Items from a figure collection:
● ● ● ●
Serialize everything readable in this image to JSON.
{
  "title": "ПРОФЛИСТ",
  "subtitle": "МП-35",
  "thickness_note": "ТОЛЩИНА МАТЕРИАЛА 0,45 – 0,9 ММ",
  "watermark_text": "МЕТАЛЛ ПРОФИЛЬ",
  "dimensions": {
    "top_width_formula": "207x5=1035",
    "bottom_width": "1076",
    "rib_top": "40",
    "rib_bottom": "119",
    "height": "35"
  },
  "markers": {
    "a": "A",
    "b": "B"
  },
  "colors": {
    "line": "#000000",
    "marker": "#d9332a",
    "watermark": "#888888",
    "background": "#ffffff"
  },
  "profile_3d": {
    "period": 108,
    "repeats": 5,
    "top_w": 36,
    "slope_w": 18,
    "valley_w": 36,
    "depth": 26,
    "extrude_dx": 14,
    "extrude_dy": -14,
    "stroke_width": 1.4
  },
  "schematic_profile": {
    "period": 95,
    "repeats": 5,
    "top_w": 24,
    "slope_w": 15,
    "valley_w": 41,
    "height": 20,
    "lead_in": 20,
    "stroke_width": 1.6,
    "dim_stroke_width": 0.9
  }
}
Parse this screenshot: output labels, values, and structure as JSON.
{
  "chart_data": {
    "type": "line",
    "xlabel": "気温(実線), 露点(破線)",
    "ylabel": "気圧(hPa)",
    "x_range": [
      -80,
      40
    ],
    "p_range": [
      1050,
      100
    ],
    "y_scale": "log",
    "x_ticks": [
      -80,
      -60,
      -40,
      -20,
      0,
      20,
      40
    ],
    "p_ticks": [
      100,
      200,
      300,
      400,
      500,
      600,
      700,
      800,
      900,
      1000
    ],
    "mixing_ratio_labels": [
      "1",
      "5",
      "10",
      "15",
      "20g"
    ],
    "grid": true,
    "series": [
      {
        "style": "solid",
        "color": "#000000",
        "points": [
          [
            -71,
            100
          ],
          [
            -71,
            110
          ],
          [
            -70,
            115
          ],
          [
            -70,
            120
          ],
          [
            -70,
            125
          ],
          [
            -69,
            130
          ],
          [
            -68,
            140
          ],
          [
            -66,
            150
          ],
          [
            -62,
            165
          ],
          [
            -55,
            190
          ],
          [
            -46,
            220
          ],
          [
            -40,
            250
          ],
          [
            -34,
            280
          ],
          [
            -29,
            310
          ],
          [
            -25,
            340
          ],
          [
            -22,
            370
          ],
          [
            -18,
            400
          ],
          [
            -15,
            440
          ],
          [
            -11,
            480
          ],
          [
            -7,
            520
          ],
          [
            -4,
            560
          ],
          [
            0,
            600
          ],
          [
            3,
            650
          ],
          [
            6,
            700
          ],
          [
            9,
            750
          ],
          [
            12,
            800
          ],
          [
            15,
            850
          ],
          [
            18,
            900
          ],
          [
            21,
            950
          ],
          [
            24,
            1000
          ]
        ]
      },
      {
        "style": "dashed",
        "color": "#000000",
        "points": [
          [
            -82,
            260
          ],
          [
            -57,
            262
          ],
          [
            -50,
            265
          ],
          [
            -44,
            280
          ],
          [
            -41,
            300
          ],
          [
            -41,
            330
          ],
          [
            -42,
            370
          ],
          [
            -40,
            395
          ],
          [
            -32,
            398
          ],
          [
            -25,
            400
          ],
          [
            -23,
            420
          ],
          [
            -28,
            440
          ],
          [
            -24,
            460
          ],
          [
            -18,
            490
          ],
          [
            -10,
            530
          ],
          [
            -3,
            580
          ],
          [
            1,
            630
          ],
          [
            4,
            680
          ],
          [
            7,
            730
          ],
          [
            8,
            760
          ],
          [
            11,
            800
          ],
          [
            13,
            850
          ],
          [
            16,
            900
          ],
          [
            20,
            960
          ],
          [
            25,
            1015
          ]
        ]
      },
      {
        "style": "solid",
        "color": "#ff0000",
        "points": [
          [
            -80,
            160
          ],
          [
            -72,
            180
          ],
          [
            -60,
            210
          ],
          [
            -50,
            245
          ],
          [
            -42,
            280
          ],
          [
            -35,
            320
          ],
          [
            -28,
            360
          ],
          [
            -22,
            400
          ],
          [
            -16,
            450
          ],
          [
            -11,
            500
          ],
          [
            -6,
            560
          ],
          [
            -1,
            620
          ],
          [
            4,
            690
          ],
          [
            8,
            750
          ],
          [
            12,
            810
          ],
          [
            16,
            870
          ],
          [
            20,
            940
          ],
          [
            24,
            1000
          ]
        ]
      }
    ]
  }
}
● ● ● ●
§ **Instructions to follow**
Return all of the entries exactly as they were supplied.

§ **Correct response**
Serialize everything readable in this image to JSON.
{
  "title": "ПРОФЛИСТ",
  "subtitle": "МП-35",
  "thickness_note": "ТОЛЩИНА МАТЕРИАЛА 0,45 – 0,9 ММ",
  "watermark_text": "МЕТАЛЛ ПРОФИЛЬ",
  "dimensions": {
    "top_width_formula": "207x5=1035",
    "bottom_width": "1076",
    "rib_top": "40",
    "rib_bottom": "119",
    "height": "35"
  },
  "markers": {
    "a": "A",
    "b": "B"
  },
  "colors": {
    "line": "#000000",
    "marker": "#d9332a",
    "watermark": "#888888",
    "background": "#ffffff"
  },
  "profile_3d": {
    "period": 108,
    "repeats": 5,
    "top_w": 36,
    "slope_w": 18,
    "valley_w": 36,
    "depth": 26,
    "extrude_dx": 14,
    "extrude_dy": -14,
    "stroke_width": 1.4
  },
  "schematic_profile": {
    "period": 95,
    "repeats": 5,
    "top_w": 24,
    "slope_w": 15,
    "valley_w": 41,
    "height": 20,
    "lead_in": 20,
    "stroke_width": 1.6,
    "dim_stroke_width": 0.9
  }
}
Parse this screenshot: output labels, values, and structure as JSON.
{
  "chart_data": {
    "type": "line",
    "xlabel": "気温(実線), 露点(破線)",
    "ylabel": "気圧(hPa)",
    "x_range": [
      -80,
      40
    ],
    "p_range": [
      1050,
      100
    ],
    "y_scale": "log",
    "x_ticks": [
      -80,
      -60,
      -40,
      -20,
      0,
      20,
      40
    ],
    "p_ticks": [
      100,
      200,
      300,
      400,
      500,
      600,
      700,
      800,
      900,
      1000
    ],
    "mixing_ratio_labels": [
      "1",
      "5",
      "10",
      "15",
      "20g"
    ],
    "grid": true,
    "series": [
      {
        "style": "solid",
        "color": "#000000",
        "points": [
          [
            -71,
            100
          ],
          [
            -71,
            110
          ],
          [
            -70,
            115
          ],
          [
            -70,
            120
          ],
          [
            -70,
            125
          ],
          [
            -69,
            130
          ],
          [
            -68,
            140
          ],
          [
            -66,
            150
          ],
          [
            -62,
            165
          ],
          [
            -55,
            190
          ],
          [
            -46,
            220
          ],
          [
            -40,
            250
          ],
          [
            -34,
            280
          ],
          [
            -29,
            310
          ],
          [
            -25,
            340
          ],
          [
            -22,
            370
          ],
          [
            -18,
            400
          ],
          [
            -15,
            440
          ],
          [
            -11,
            480
          ],
          [
            -7,
            520
          ],
          [
            -4,
            560
          ],
          [
            0,
            600
          ],
          [
            3,
            650
          ],
          [
            6,
            700
          ],
          [
            9,
            750
          ],
          [
            12,
            800
          ],
          [
            15,
            850
          ],
          [
            18,
            900
          ],
          [
            21,
            950
          ],
          [
            24,
            1000
          ]
        ]
      },
      {
        "style": "dashed",
        "color": "#000000",
        "points": [
          [
            -82,
            260
          ],
          [
            -57,
            262
          ],
          [
            -50,
            265
          ],
          [
            -44,
            280
          ],
          [
            -41,
            300
          ],
          [
            -41,
            330
          ],
          [
            -42,
            370
          ],
          [
            -40,
            395
          ],
          [
            -32,
            398
          ],
          [
            -25,
            400
          ],
          [
            -23,
            420
          ],
          [
            -28,
            440
          ],
          [
            -24,
            460
          ],
          [
            -18,
            490
          ],
          [
            -10,
            530
          ],
          [
            -3,
            580
          ],
          [
            1,
            630
          ],
          [
            4,
            680
          ],
          [
            7,
            730
          ],
          [
            8,
            760
          ],
          [
            11,
            800
          ],
          [
            13,
            850
          ],
          [
            16,
            900
          ],
          [
            20,
            960
          ],
          [
            25,
            1015
          ]
        ]
      },
      {
        "style": "solid",
        "color": "#ff0000",
        "points": [
          [
            -80,
            160
          ],
          [
            -72,
            180
          ],
          [
            -60,
            210
          ],
          [
            -50,
            245
          ],
          [
            -42,
            280
          ],
          [
            -35,
            320
          ],
          [
            -28,
            360
          ],
          [
            -22,
            400
          ],
          [
            -16,
            450
          ],
          [
            -11,
            500
          ],
          [
            -6,
            560
          ],
          [
            -1,
            620
          ],
          [
            4,
            690
          ],
          [
            8,
            750
          ],
          [
            12,
            810
          ],
          [
            16,
            870
          ],
          [
            20,
            940
          ],
          [
            24,
            1000
          ]
        ]
      }
    ]
  }
}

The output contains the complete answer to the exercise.